• [Task objective]: Pick out each line in these entries that contains the string "Slightly".

• [Data for the task]:
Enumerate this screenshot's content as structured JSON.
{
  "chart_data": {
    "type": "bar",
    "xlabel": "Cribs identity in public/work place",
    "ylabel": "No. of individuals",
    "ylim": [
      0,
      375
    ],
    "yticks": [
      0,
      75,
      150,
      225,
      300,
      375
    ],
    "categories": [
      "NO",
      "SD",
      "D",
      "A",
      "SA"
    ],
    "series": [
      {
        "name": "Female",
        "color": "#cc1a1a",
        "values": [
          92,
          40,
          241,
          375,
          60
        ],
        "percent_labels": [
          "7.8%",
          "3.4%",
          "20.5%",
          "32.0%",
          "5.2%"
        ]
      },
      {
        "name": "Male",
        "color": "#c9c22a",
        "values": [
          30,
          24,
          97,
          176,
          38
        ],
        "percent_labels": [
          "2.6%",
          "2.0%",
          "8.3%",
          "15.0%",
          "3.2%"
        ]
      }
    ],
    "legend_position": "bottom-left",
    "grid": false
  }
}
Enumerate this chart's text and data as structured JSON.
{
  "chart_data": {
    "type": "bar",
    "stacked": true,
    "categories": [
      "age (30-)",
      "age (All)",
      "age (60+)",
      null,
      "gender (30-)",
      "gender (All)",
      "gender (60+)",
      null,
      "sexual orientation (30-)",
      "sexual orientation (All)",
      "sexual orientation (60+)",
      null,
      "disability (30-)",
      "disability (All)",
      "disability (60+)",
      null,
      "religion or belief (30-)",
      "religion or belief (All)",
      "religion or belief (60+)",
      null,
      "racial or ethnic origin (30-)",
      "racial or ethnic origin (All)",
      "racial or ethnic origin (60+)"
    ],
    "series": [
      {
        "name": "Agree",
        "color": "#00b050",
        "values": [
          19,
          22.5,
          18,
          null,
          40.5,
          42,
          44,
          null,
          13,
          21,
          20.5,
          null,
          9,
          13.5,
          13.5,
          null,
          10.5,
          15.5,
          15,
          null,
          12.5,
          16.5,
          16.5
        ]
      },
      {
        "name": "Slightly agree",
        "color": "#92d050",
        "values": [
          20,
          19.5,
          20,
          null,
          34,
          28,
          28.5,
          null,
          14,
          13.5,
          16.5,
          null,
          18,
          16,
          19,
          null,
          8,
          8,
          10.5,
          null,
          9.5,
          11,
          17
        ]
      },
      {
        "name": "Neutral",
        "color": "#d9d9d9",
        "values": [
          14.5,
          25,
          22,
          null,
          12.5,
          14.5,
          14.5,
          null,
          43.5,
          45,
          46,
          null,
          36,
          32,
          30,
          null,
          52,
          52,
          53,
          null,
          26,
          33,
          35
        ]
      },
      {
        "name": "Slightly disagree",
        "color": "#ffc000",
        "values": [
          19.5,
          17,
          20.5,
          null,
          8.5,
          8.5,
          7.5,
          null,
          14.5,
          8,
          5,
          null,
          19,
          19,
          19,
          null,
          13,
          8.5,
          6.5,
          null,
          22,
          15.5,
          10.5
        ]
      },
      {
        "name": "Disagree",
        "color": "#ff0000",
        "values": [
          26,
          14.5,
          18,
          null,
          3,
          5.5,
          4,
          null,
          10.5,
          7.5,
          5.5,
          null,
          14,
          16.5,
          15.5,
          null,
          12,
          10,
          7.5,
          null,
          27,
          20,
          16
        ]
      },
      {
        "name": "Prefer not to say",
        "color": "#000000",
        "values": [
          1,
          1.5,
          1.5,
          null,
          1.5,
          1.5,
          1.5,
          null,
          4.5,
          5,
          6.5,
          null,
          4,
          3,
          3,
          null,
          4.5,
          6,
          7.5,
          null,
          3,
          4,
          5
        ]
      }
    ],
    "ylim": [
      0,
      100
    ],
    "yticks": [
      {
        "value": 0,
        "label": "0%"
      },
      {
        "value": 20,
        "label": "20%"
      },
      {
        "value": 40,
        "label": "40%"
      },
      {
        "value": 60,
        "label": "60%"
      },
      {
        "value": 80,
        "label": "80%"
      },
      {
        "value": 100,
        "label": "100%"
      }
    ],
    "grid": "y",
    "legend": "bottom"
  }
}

• [Expected answer]:
        "name": "Slightly agree",
        "name": "Slightly disagree",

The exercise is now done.